▸ **RECORDS PROVIDED**:
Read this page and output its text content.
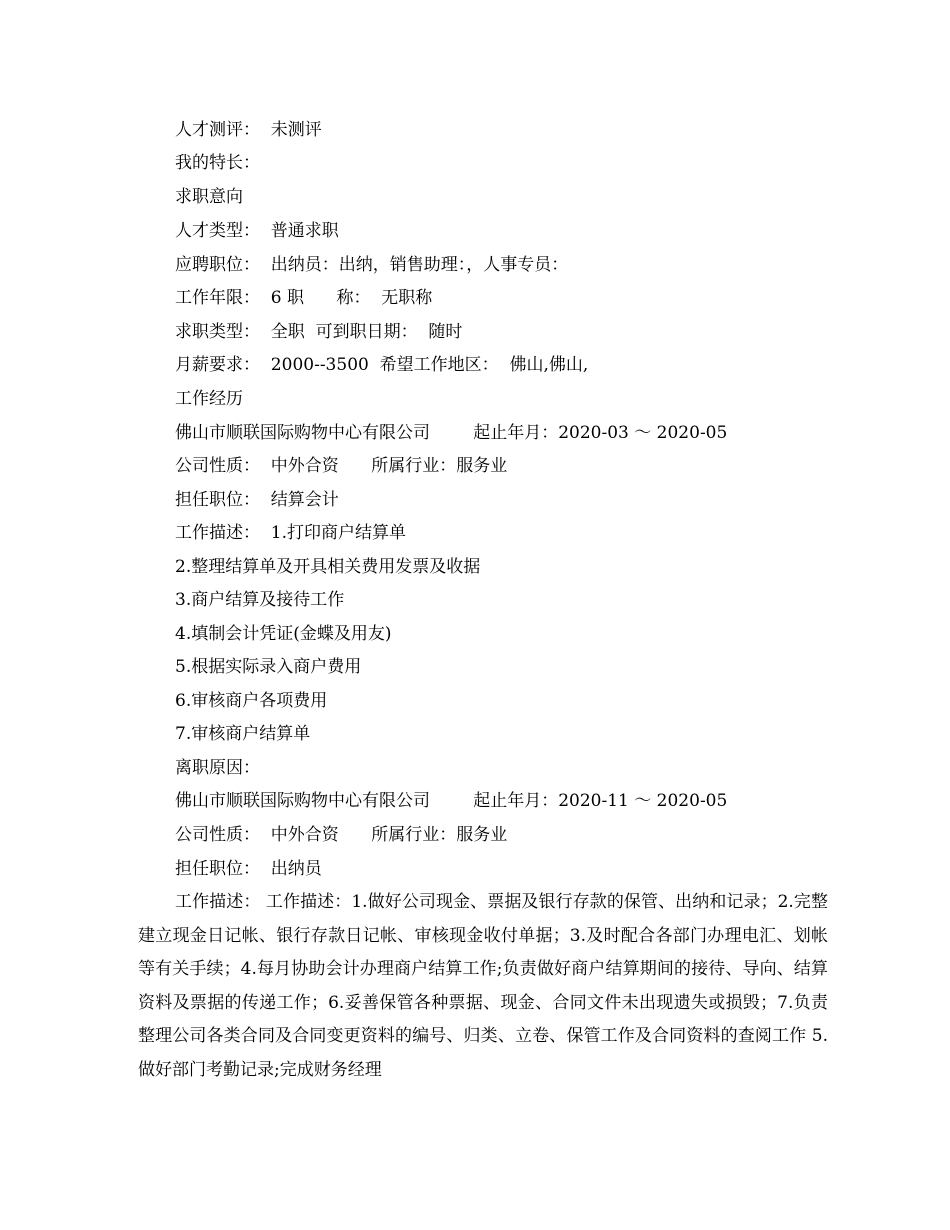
人才测评：  未测评
我的特长：
求职意向
人才类型：  普通求职
应聘职位：  出纳员：出纳，销售助理：，人事专员：
工作年限：  6 职      称：  无职称
求职类型：  全职  可到职日期：  随时
月薪要求：  2000--3500  希望工作地区：  佛山,佛山,
工作经历
佛山市顺联国际购物中心有限公司        起止年月：2020-03 ～ 2020-05
公司性质：  中外合资      所属行业：服务业
担任职位：  结算会计
工作描述：  1.打印商户结算单
2.整理结算单及开具相关费用发票及收据
3.商户结算及接待工作
4.填制会计凭证(金蝶及用友)
5.根据实际录入商户费用
6.审核商户各项费用
7.审核商户结算单
离职原因：
佛山市顺联国际购物中心有限公司        起止年月：2020-11 ～ 2020-05
公司性质：  中外合资      所属行业：服务业
担任职位：  出纳员
工作描述： 工作描述：1.做好公司现金、票据及银行存款的保管、出纳和记录；2.完整建立现金日记帐、银行存款日记帐、审核现金收付单据；3.及时配合各部门办理电汇、划帐等有关手续；4.每月协助会计办理商户结算工作;负责做好商户结算期间的接待、导向、结算资料及票据的传递工作；6.妥善保管各种票据、现金、合同文件未出现遗失或损毁；7.负责整理公司各类合同及合同变更资料的编号、归类、立卷、保管工作及合同资料的查阅工作 5.做好部门考勤记录;完成财务经理
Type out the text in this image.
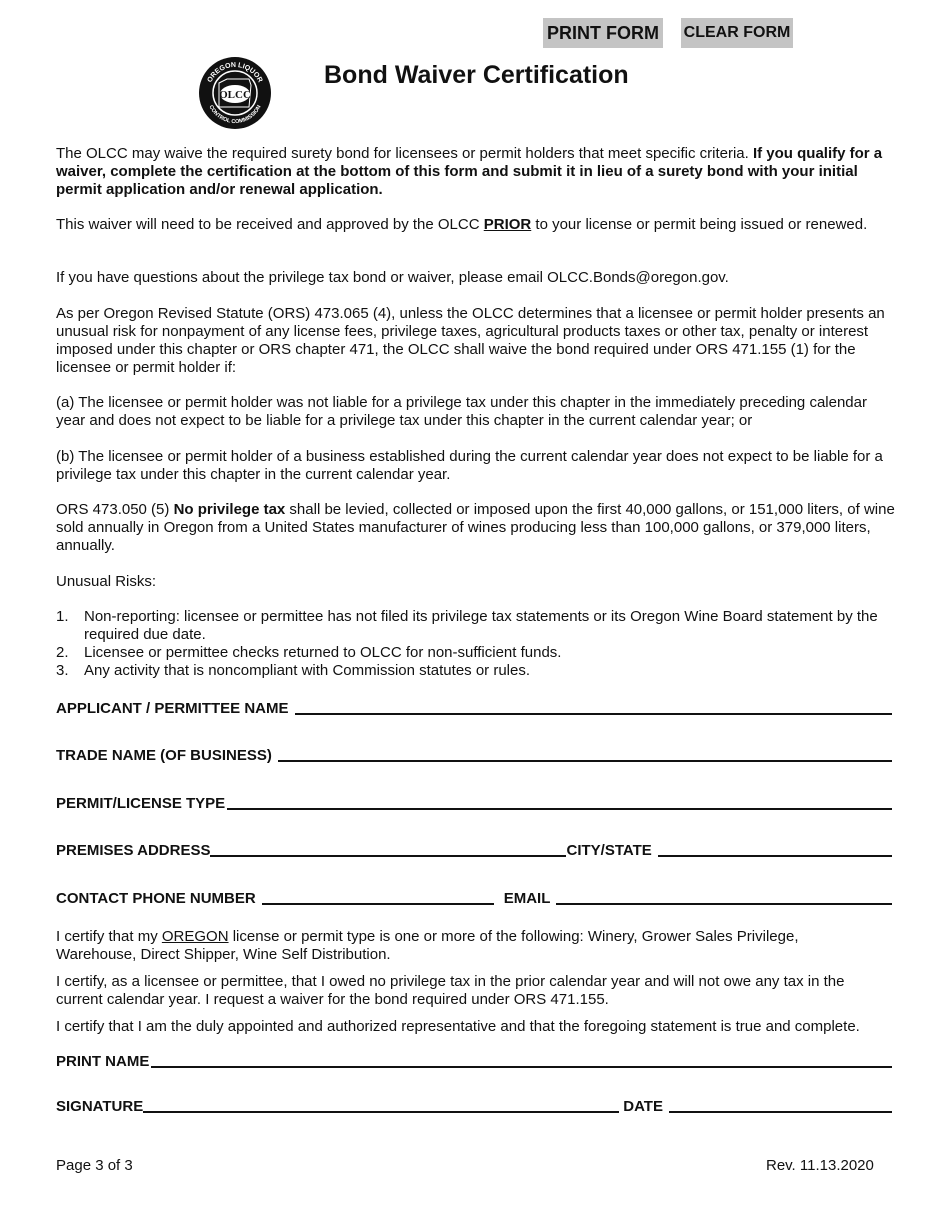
PRINT FORM CLEAR FORM
OLCC
OREGON LIQUOR
CONTROL COMMISSION
Bond Waiver Certification
The OLCC may waive the required surety bond for licensees or permit holders that meet specific criteria. If you qualify for a waiver, complete the certification at the bottom of this form and submit it in lieu of a surety bond with your initial permit application and/or renewal application.
This waiver will need to be received and approved by the OLCC PRIOR to your license or permit being issued or renewed.
If you have questions about the privilege tax bond or waiver, please email OLCC.Bonds@oregon.gov.
As per Oregon Revised Statute (ORS) 473.065 (4), unless the OLCC determines that a licensee or permit holder presents an unusual risk for nonpayment of any license fees, privilege taxes, agricultural products taxes or other tax, penalty or interest imposed under this chapter or ORS chapter 471, the OLCC shall waive the bond required under ORS 471.155 (1) for the licensee or permit holder if:
(a) The licensee or permit holder was not liable for a privilege tax under this chapter in the immediately preceding calendar year and does not expect to be liable for a privilege tax under this chapter in the current calendar year; or
(b) The licensee or permit holder of a business established during the current calendar year does not expect to be liable for a privilege tax under this chapter in the current calendar year.
ORS 473.050 (5) No privilege tax shall be levied, collected or imposed upon the first 40,000 gallons, or 151,000 liters, of wine sold annually in Oregon from a United States manufacturer of wines producing less than 100,000 gallons, or 379,000 liters, annually.
Unusual Risks:
1.	Non-reporting: licensee or permittee has not filed its privilege tax statements or its Oregon Wine Board statement by the required due date.
2.	Licensee or permittee checks returned to OLCC for non-sufficient funds.
3.	Any activity that is noncompliant with Commission statutes or rules.
APPLICANT / PERMITTEE NAME
TRADE NAME (OF BUSINESS)
PERMIT/LICENSE TYPE
PREMISES ADDRESS	CITY/STATE
CONTACT PHONE NUMBER	EMAIL
I certify that my OREGON license or permit type is one or more of the following: Winery, Grower Sales Privilege, Warehouse, Direct Shipper, Wine Self Distribution.
I certify, as a licensee or permittee, that I owed no privilege tax in the prior calendar year and will not owe any tax in the current calendar year. I request a waiver for the bond required under ORS 471.155.
I certify that I am the duly appointed and authorized representative and that the foregoing statement is true and complete.
PRINT NAME
SIGNATURE	DATE
Page 3 of 3	Rev. 11.13.2020
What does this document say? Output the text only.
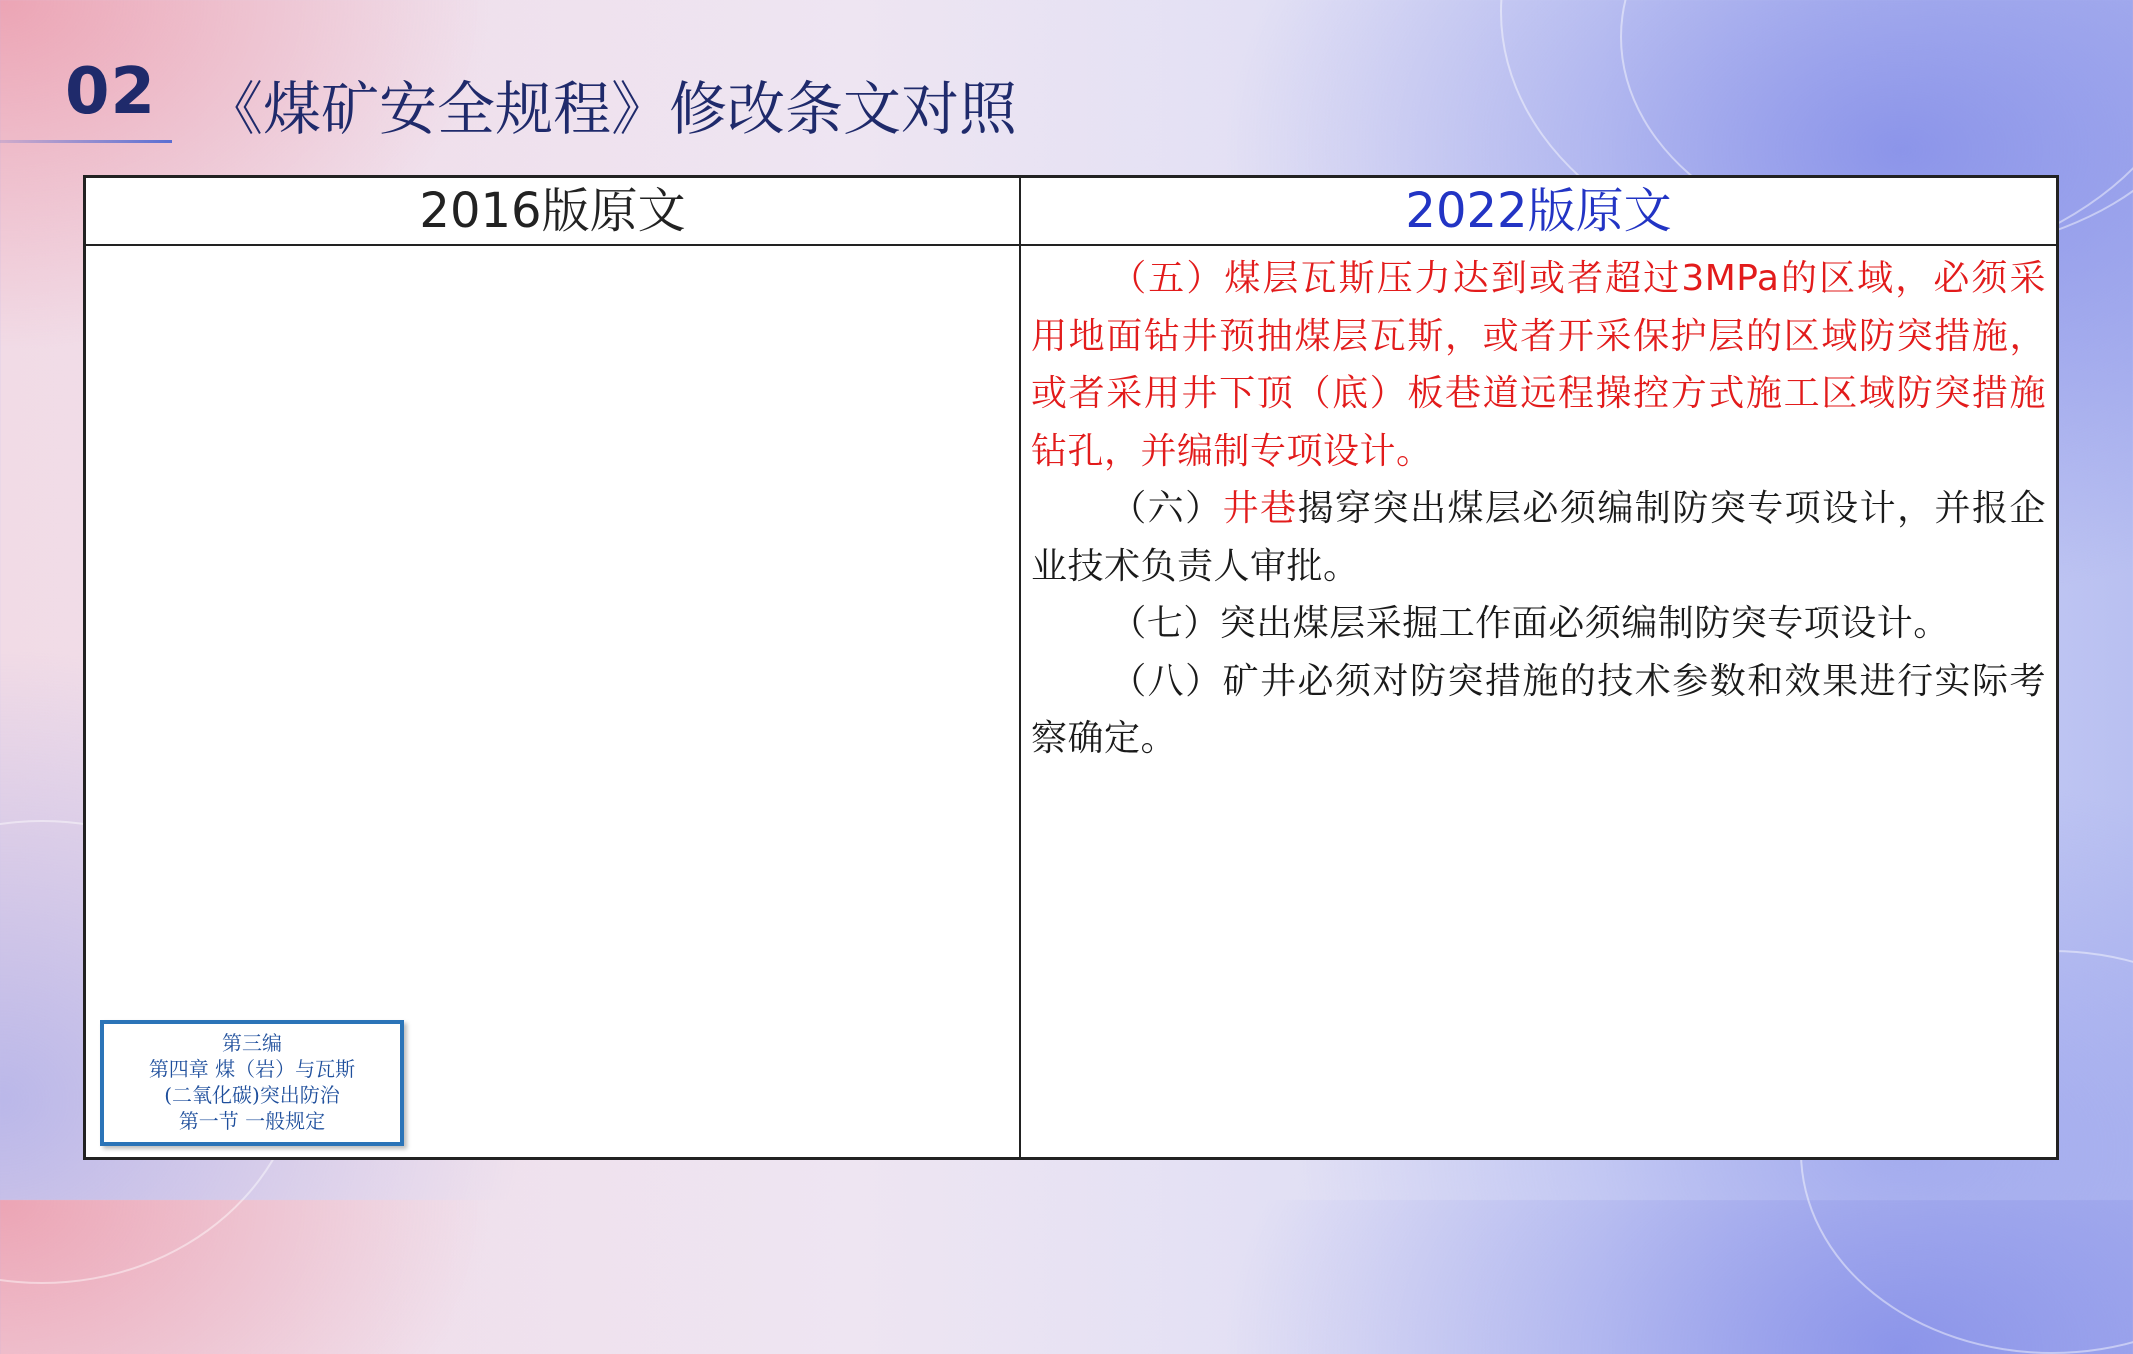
02 《煤矿安全规程》修改条文对照
2016版原文	2022版原文

（五）煤层瓦斯压力达到或者超过3MPa的区域，必须采用地面钻井预抽煤层瓦斯，或者开采保护层的区域防突措施，或者采用井下顶（底）板巷道远程操控方式施工区域防突措施钻孔，并编制专项设计。

（六）井巷揭穿突出煤层必须编制防突专项设计，并报企业技术负责人审批。

（七）突出煤层采掘工作面必须编制防突专项设计。

（八）矿井必须对防突措施的技术参数和效果进行实际考察确定。

第三编
第四章 煤（岩）与瓦斯
(二氧化碳)突出防治
第一节 一般规定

▸ **WORK INSTRUCTIONS**:
Calculate how many lines of the material include the string "calendar", and state that number by itself.

▸ **TASK ANSWER**:
3